EXERCISE REQUIREMENTS: Using the data below, copy each line that includes the word "icon".

SUPPLIED ENTRIES:
◆ ◆ ◆ ◆

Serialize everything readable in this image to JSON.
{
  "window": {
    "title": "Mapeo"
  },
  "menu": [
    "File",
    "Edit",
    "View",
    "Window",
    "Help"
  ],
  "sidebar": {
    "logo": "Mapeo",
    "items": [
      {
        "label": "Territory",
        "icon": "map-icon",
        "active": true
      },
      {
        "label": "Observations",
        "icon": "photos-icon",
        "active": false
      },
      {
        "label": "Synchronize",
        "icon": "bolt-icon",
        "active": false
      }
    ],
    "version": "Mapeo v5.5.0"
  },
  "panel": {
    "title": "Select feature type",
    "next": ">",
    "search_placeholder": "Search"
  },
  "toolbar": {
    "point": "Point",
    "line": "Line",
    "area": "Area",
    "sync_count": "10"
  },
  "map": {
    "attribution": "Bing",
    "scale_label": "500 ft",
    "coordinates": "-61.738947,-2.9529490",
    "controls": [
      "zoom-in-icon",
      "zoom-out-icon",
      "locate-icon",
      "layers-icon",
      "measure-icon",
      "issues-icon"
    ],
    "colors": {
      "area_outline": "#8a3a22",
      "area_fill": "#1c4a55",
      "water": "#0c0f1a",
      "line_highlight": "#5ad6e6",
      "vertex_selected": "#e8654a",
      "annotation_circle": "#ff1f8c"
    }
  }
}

◆ ◆ ◆ ◆

ANSWER:
        "icon": "map-icon",
        "icon": "photos-icon",
        "icon": "bolt-icon",
      "zoom-in-icon",
      "zoom-out-icon",
      "locate-icon",
      "layers-icon",
      "measure-icon",
      "issues-icon"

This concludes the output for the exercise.